Show all lines that include the string "email"; copy each one.

#### [Dataset items]
__________
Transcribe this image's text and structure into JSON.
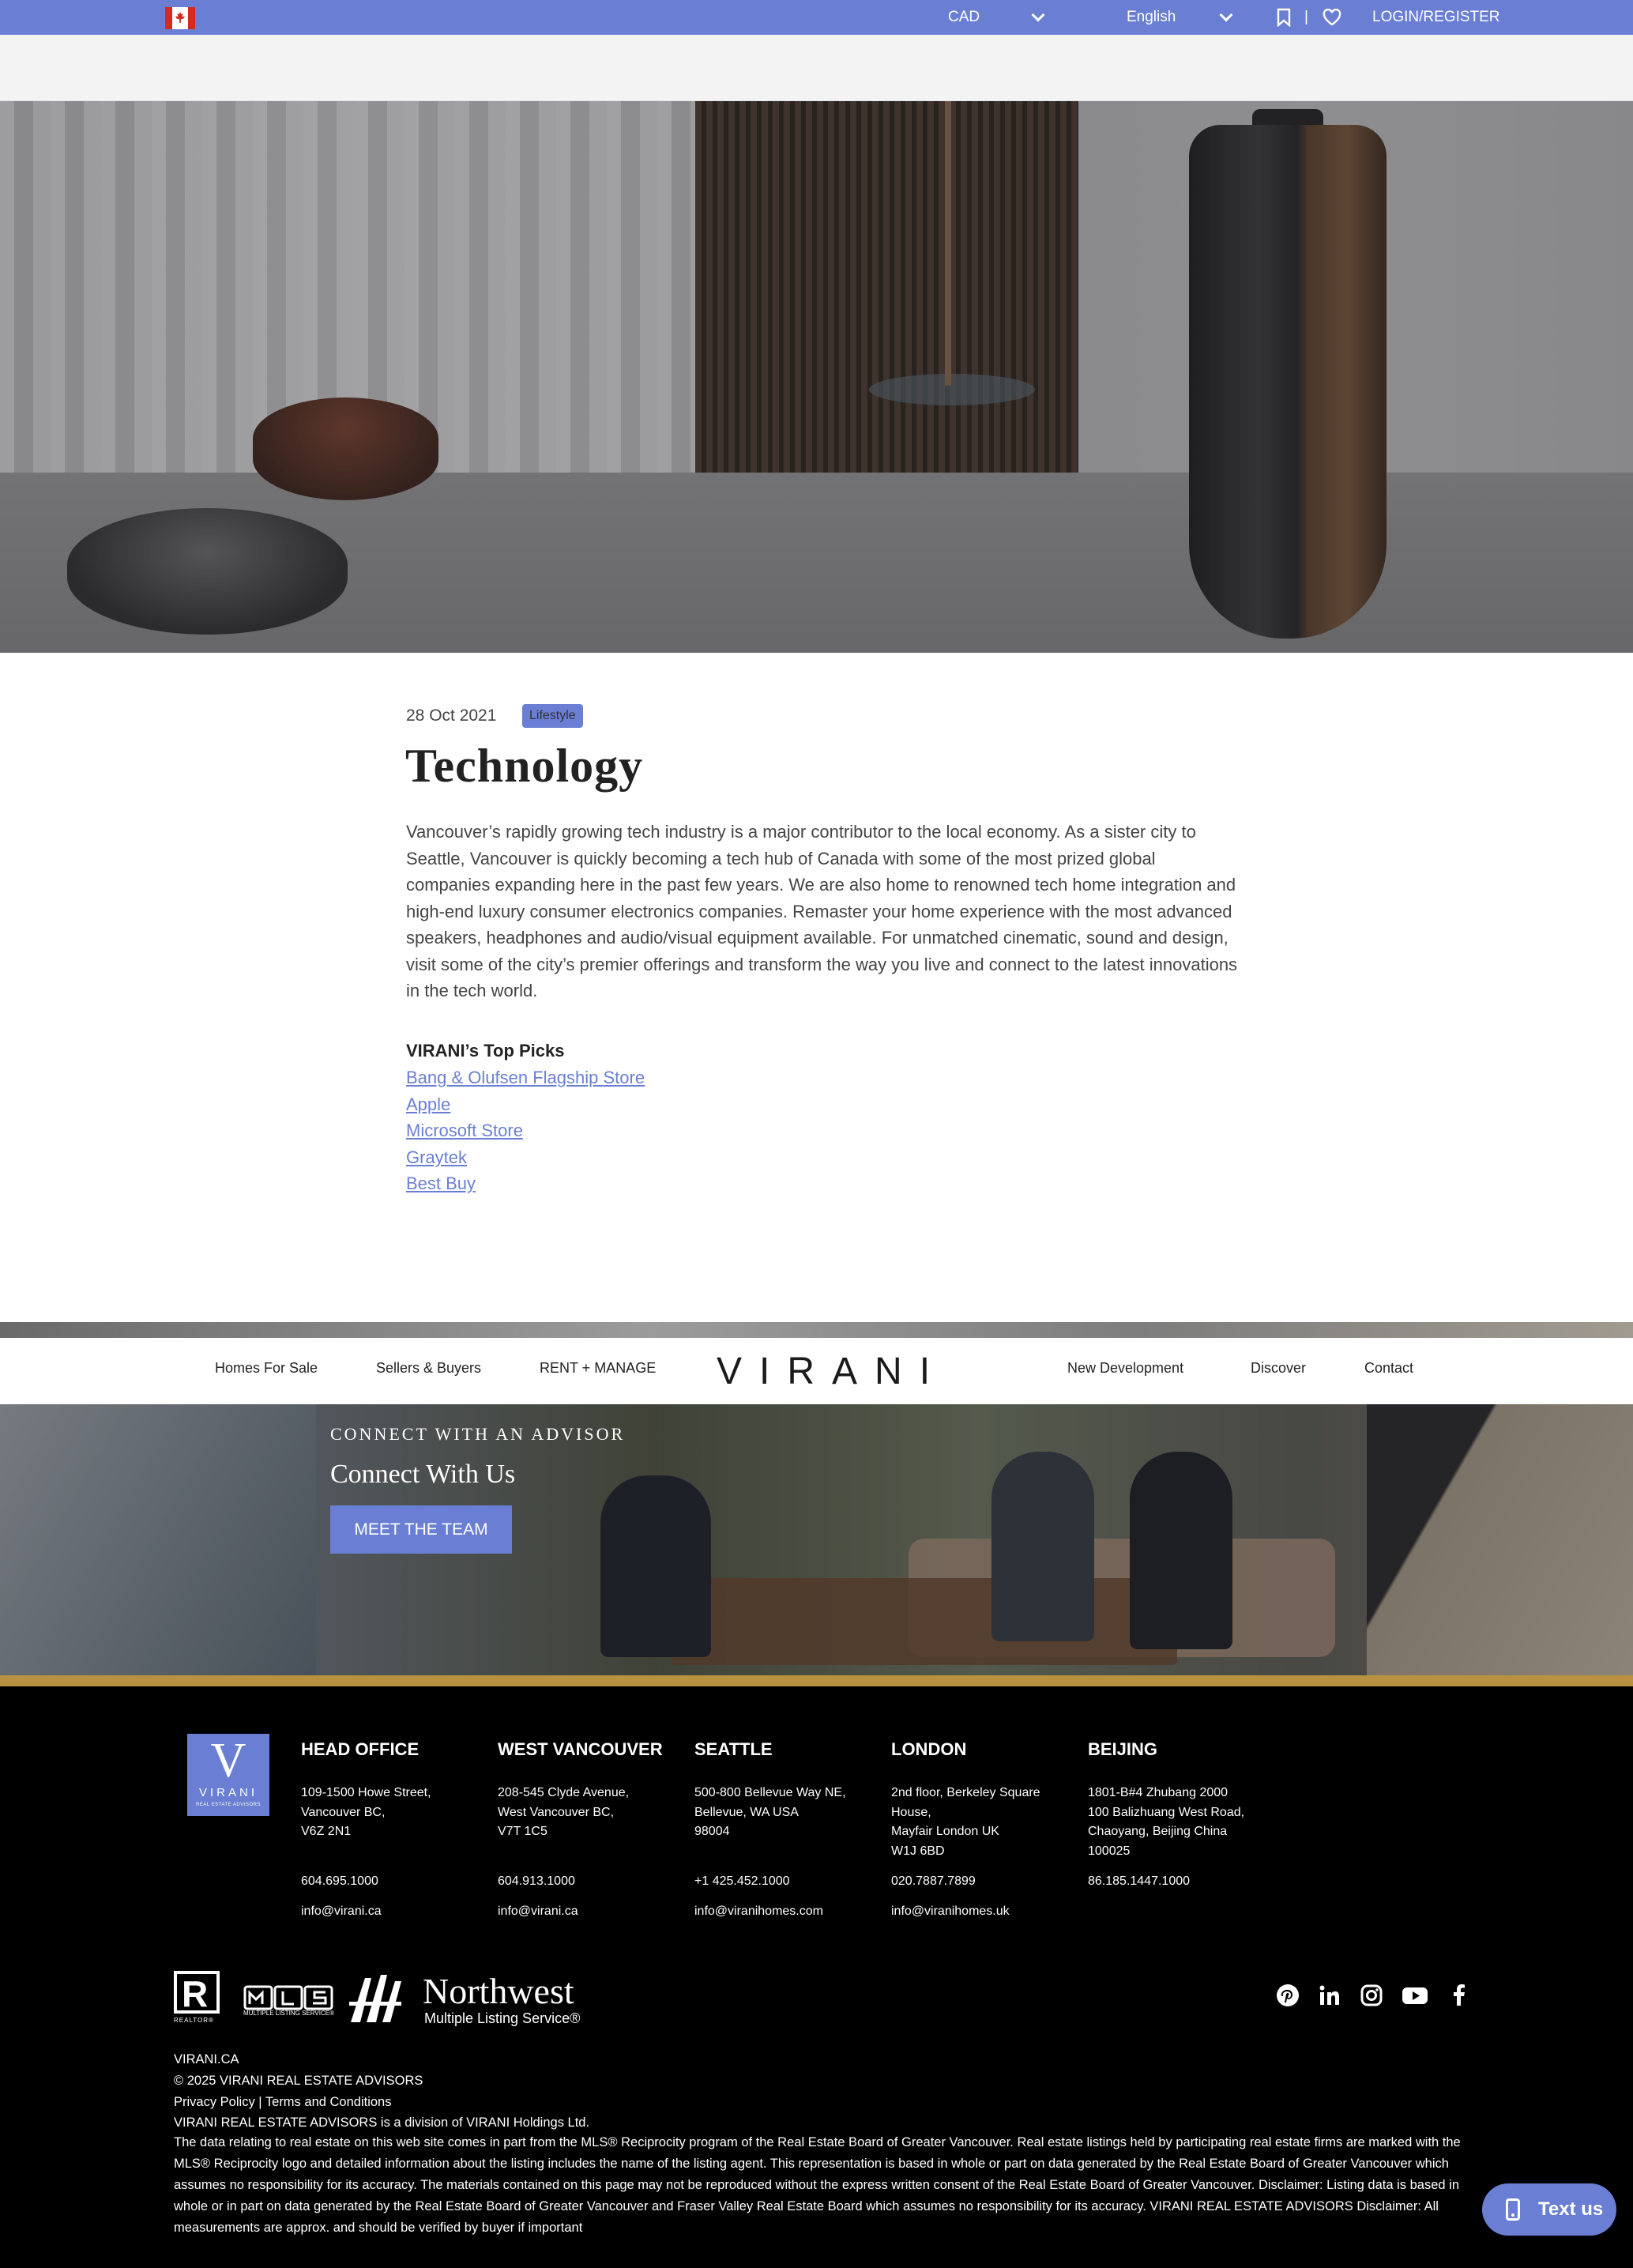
{
  "topbar": {
    "currency": "CAD",
    "language": "English",
    "divider": "|",
    "login": "LOGIN/REGISTER",
    "accent": "#6a7fd4"
  },
  "article": {
    "date": "28 Oct 2021",
    "tag": "Lifestyle",
    "title": "Technology",
    "body": "Vancouver’s rapidly growing tech industry is a major contributor to the local economy. As a sister city to Seattle, Vancouver is quickly becoming a tech hub of Canada with some of the most prized global companies expanding here in the past few years. We are also home to renowned tech home integration and high-end luxury consumer electronics companies. Remaster your home experience with the most advanced speakers, headphones and audio/visual equipment available. For unmatched cinematic, sound and design, visit some of the city’s premier offerings and transform the way you live and connect to the latest innovations in the tech world.",
    "picks_heading": "VIRANI’s Top Picks",
    "picks": [
      "Bang & Olufsen Flagship Store",
      "Apple",
      "Microsoft Store",
      "Graytek",
      "Best Buy"
    ]
  },
  "nav": {
    "left": [
      "Homes For Sale",
      "Sellers & Buyers",
      "RENT + MANAGE"
    ],
    "logo": "VIRANI",
    "right": [
      "New Development",
      "Discover",
      "Contact"
    ]
  },
  "banner": {
    "kicker": "CONNECT WITH AN ADVISOR",
    "title": "Connect With Us",
    "button": "MEET THE TEAM"
  },
  "footer": {
    "logo_letter": "V",
    "logo_word": "VIRANI",
    "logo_sub": "REAL ESTATE ADVISORS",
    "offices": [
      {
        "name": "HEAD OFFICE",
        "address": [
          "109-1500 Howe Street,",
          "Vancouver BC,",
          "V6Z 2N1"
        ],
        "phone": "604.695.1000",
        "email": "info@virani.ca"
      },
      {
        "name": "WEST VANCOUVER",
        "address": [
          "208-545 Clyde Avenue,",
          "West Vancouver BC,",
          "V7T 1C5"
        ],
        "phone": "604.913.1000",
        "email": "info@virani.ca"
      },
      {
        "name": "SEATTLE",
        "address": [
          "500-800 Bellevue Way NE,",
          "Bellevue, WA USA",
          "98004"
        ],
        "phone": "+1 425.452.1000",
        "email": "info@viranihomes.com"
      },
      {
        "name": "LONDON",
        "address": [
          "2nd floor, Berkeley Square",
          "House,",
          "Mayfair London UK",
          "W1J 6BD"
        ],
        "phone": "020.7887.7899",
        "email": "info@viranihomes.uk"
      },
      {
        "name": "BEIJING",
        "address": [
          "1801-B#4 Zhubang 2000",
          "100 Balizhuang West Road,",
          "Chaoyang, Beijing China",
          "100025"
        ],
        "phone": "86.185.1447.1000",
        "email": ""
      }
    ],
    "realtor_label": "REALTOR®",
    "mls_label": "MULTIPLE LISTING SERVICE®",
    "nw_title": "Northwest",
    "nw_sub": "Multiple Listing Service®",
    "social": [
      "pinterest-icon",
      "linkedin-icon",
      "instagram-icon",
      "youtube-icon",
      "facebook-icon"
    ],
    "site": "VIRANI.CA",
    "copyright": "© 2025 VIRANI REAL ESTATE ADVISORS",
    "privacy": "Privacy Policy",
    "sep": "|",
    "terms": "Terms and Conditions",
    "division": "VIRANI REAL ESTATE ADVISORS is a division of VIRANI Holdings Ltd.",
    "disclaimer": "The data relating to real estate on this web site comes in part from the MLS® Reciprocity program of the Real Estate Board of Greater Vancouver. Real estate listings held by participating real estate firms are marked with the MLS® Reciprocity logo and detailed information about the listing includes the name of the listing agent. This representation is based in whole or part on data generated by the Real Estate Board of Greater Vancouver which assumes no responsibility for its accuracy. The materials contained on this page may not be reproduced without the express written consent of the Real Estate Board of Greater Vancouver. Disclaimer: Listing data is based in whole or in part on data generated by the Real Estate Board of Greater Vancouver and Fraser Valley Real Estate Board which assumes no responsibility for its accuracy. VIRANI REAL ESTATE ADVISORS Disclaimer: All measurements are approx. and should be verified by buyer if important"
  },
  "chat": {
    "label": "Text us"
  }
}
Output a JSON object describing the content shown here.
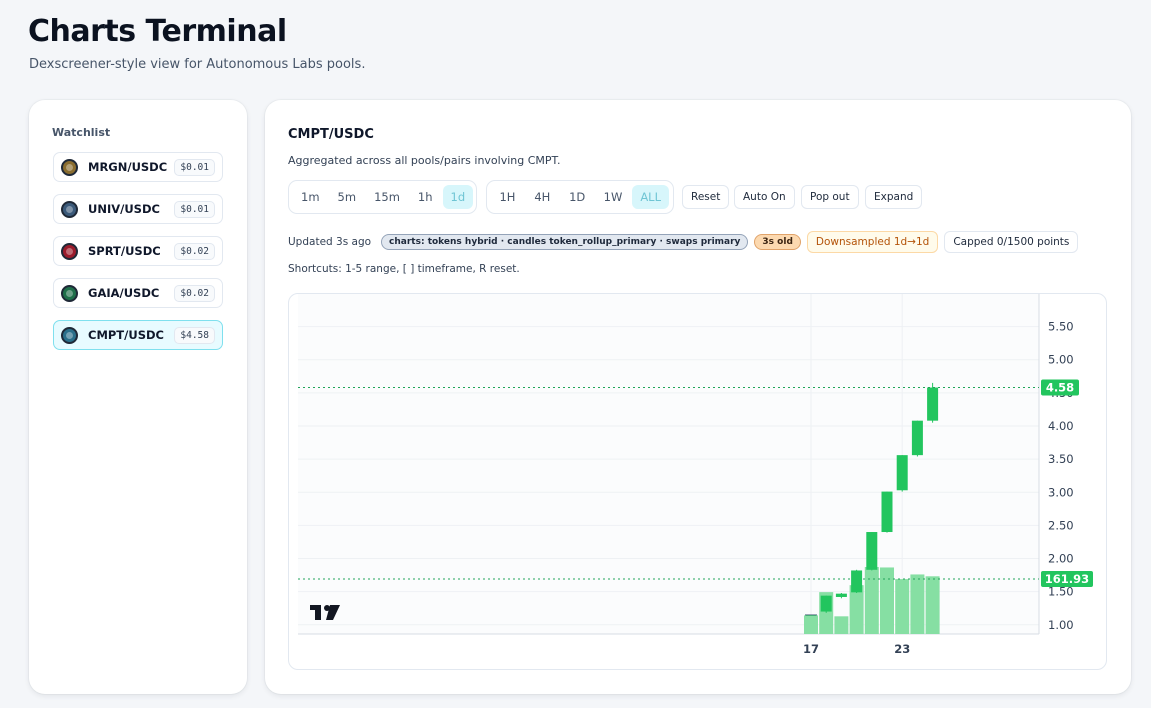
{
  "header": {
    "title": "Charts Terminal",
    "subtitle": "Dexscreener-style view for Autonomous Labs pools."
  },
  "watchlist": {
    "title": "Watchlist",
    "items": [
      {
        "label": "MRGN/USDC",
        "price": "$0.01",
        "color": "#8a6d2f",
        "icon": "mrgn-token-icon"
      },
      {
        "label": "UNIV/USDC",
        "price": "$0.01",
        "color": "#3b5a7a",
        "icon": "univ-token-icon"
      },
      {
        "label": "SPRT/USDC",
        "price": "$0.02",
        "color": "#9b1c2c",
        "icon": "sprt-token-icon"
      },
      {
        "label": "GAIA/USDC",
        "price": "$0.02",
        "color": "#1f6f4a",
        "icon": "gaia-token-icon"
      },
      {
        "label": "CMPT/USDC",
        "price": "$4.58",
        "color": "#2a6f8a",
        "icon": "cmpt-token-icon",
        "active": true
      }
    ]
  },
  "main": {
    "pair_title": "CMPT/USDC",
    "aggregate_text": "Aggregated across all pools/pairs involving CMPT.",
    "timeframes": [
      "1m",
      "5m",
      "15m",
      "1h",
      "1d"
    ],
    "active_timeframe": "1d",
    "ranges": [
      "1H",
      "4H",
      "1D",
      "1W",
      "ALL"
    ],
    "active_range": "ALL",
    "actions": {
      "reset": "Reset",
      "auto": "Auto On",
      "popout": "Pop out",
      "expand": "Expand"
    },
    "status": {
      "updated": "Updated 3s ago",
      "source_badge": "charts: tokens hybrid · candles token_rollup_primary · swaps primary",
      "age_badge": "3s old",
      "downsampled": "Downsampled 1d→1d",
      "capped": "Capped 0/1500 points"
    },
    "shortcuts": "Shortcuts: 1-5 range, [ ] timeframe, R reset."
  },
  "chart_data": {
    "type": "candlestick",
    "y_ticks": [
      "5.50",
      "5.00",
      "4.50",
      "4.00",
      "3.50",
      "3.00",
      "2.50",
      "2.00",
      "1.50",
      "1.00"
    ],
    "ylim": [
      0.65,
      5.75
    ],
    "x_ticks": [
      {
        "label": "17",
        "day": 17
      },
      {
        "label": "23",
        "day": 23
      }
    ],
    "last_price_label": "4.58",
    "volume_label": "161.93",
    "up_color": "#22c55e",
    "volume_color": "#86dfa3",
    "watermark": "tradingview-logo-icon",
    "candles": [
      {
        "day": 17,
        "open": 1.15,
        "high": 1.15,
        "low": 1.15,
        "close": 1.15
      },
      {
        "day": 18,
        "open": 1.2,
        "high": 1.44,
        "low": 1.18,
        "close": 1.44
      },
      {
        "day": 19,
        "open": 1.42,
        "high": 1.48,
        "low": 1.4,
        "close": 1.47
      },
      {
        "day": 20,
        "open": 1.49,
        "high": 1.83,
        "low": 1.48,
        "close": 1.82
      },
      {
        "day": 21,
        "open": 1.83,
        "high": 2.4,
        "low": 1.82,
        "close": 2.4
      },
      {
        "day": 22,
        "open": 2.4,
        "high": 3.01,
        "low": 2.39,
        "close": 3.01
      },
      {
        "day": 23,
        "open": 3.03,
        "high": 3.56,
        "low": 3.01,
        "close": 3.56
      },
      {
        "day": 24,
        "open": 3.56,
        "high": 4.08,
        "low": 3.54,
        "close": 4.08
      },
      {
        "day": 25,
        "open": 4.08,
        "high": 4.65,
        "low": 4.05,
        "close": 4.58
      }
    ],
    "volumes": [
      {
        "day": 17,
        "value": 40
      },
      {
        "day": 18,
        "value": 90
      },
      {
        "day": 19,
        "value": 38
      },
      {
        "day": 20,
        "value": 105
      },
      {
        "day": 21,
        "value": 144
      },
      {
        "day": 22,
        "value": 143
      },
      {
        "day": 23,
        "value": 118
      },
      {
        "day": 24,
        "value": 128
      },
      {
        "day": 25,
        "value": 124
      }
    ]
  }
}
__________
#### [Correct result]
        "email": "info@virani.ca"
        "email": "info@virani.ca"
        "email": "info@viranihomes.com"
        "email": "info@viranihomes.uk"
        "email": ""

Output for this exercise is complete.